_ENTRIES SUPPLIED:_
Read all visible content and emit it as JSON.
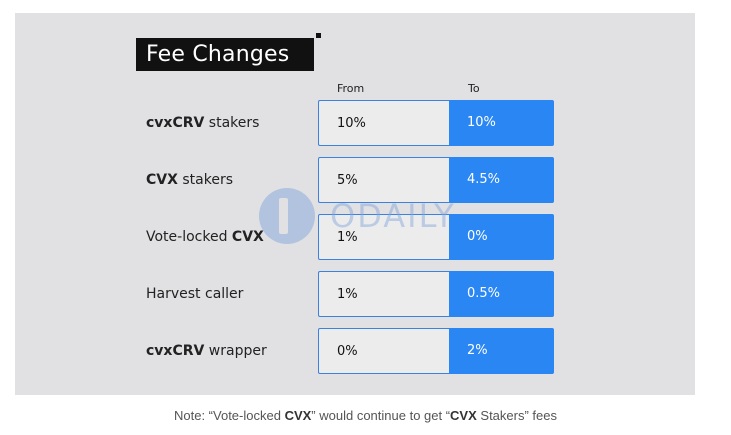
{
  "title": "Fee Changes",
  "columns": {
    "from": "From",
    "to": "To"
  },
  "rows": [
    {
      "label_bold": "cvxCRV",
      "label_rest": " stakers",
      "from": "10%",
      "to": "10%"
    },
    {
      "label_bold": "CVX",
      "label_rest": " stakers",
      "from": "5%",
      "to": "4.5%"
    },
    {
      "label_pre": "Vote-locked ",
      "label_bold": "CVX",
      "from": "1%",
      "to": "0%"
    },
    {
      "label_plain": "Harvest caller",
      "from": "1%",
      "to": "0.5%"
    },
    {
      "label_bold": "cvxCRV",
      "label_rest": " wrapper",
      "from": "0%",
      "to": "2%"
    }
  ],
  "watermark": "ODAILY",
  "note": {
    "p1": "Note: “Vote-locked ",
    "b1": "CVX",
    "p2": "” would continue to get “",
    "b2": "CVX",
    "p3": " Stakers” fees"
  },
  "colors": {
    "panel_bg": "#e1e0e3",
    "to_cell": "#2a86f3",
    "from_cell": "#ececed",
    "title_bg": "#111111"
  }
}
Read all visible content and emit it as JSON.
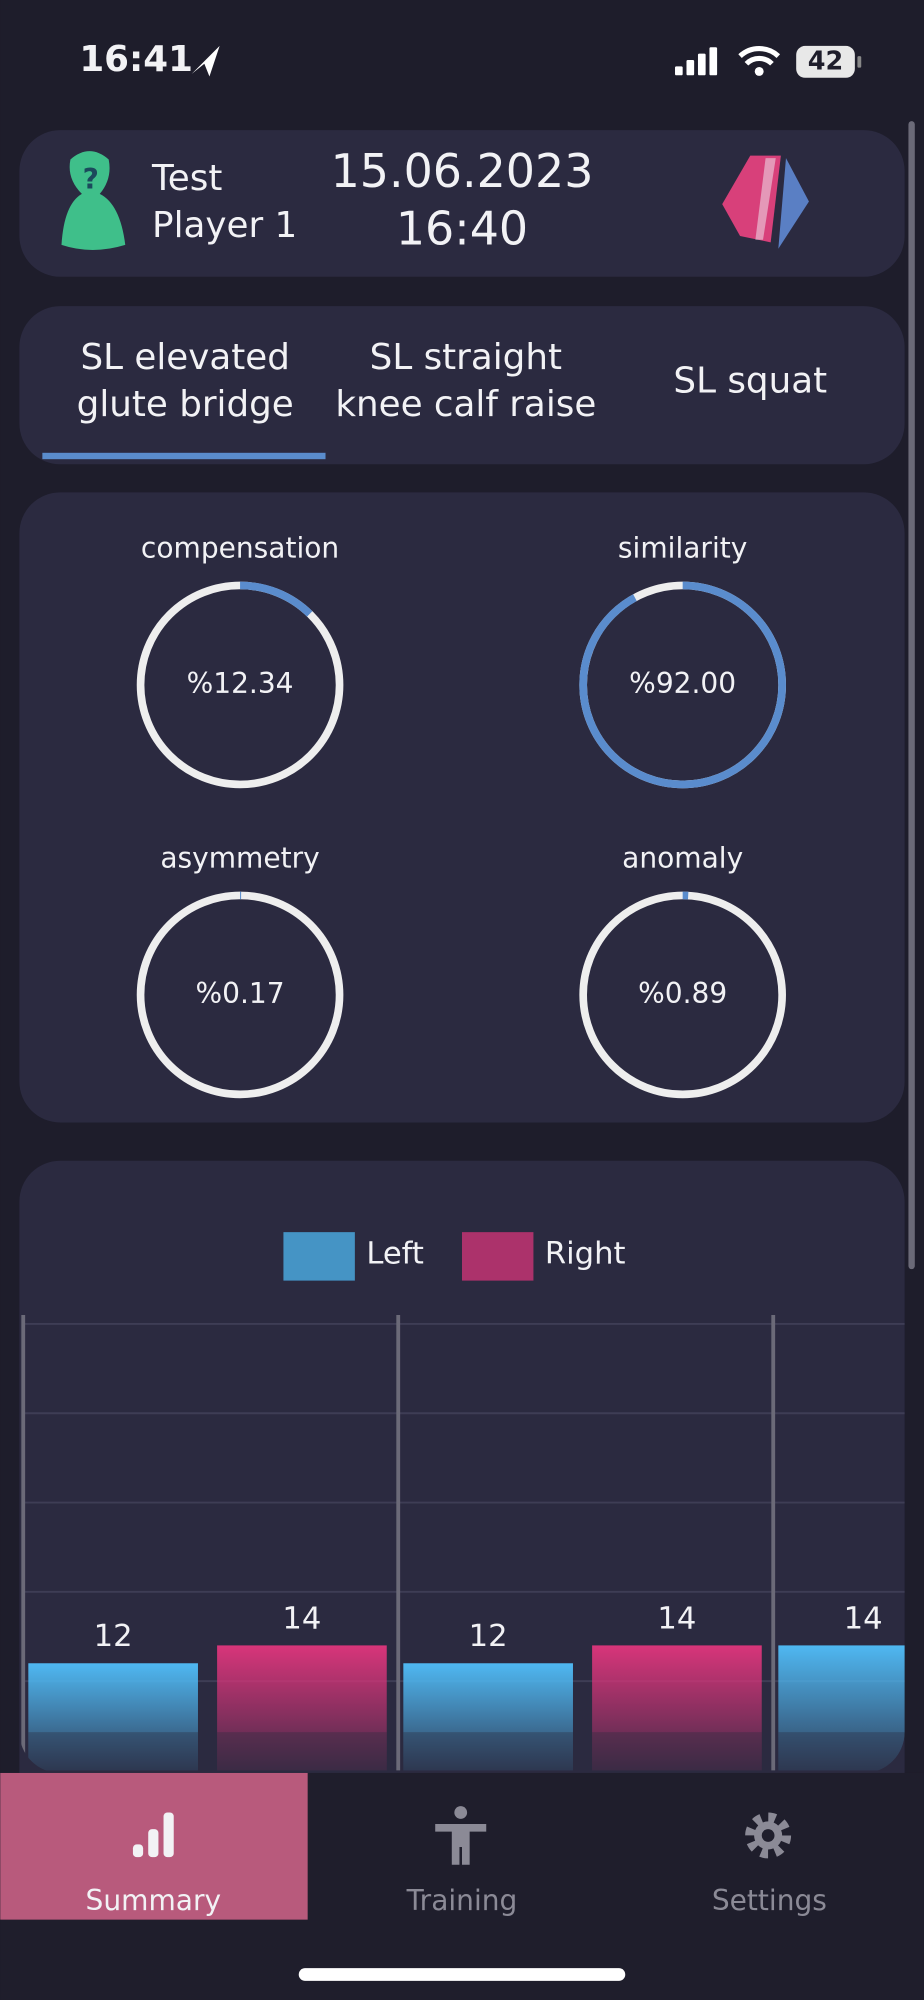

_GIVEN TASK:_ Say how many lines above contain the string "Vote". Answer with the number only.

_EXPECTED OUTPUT:_ 2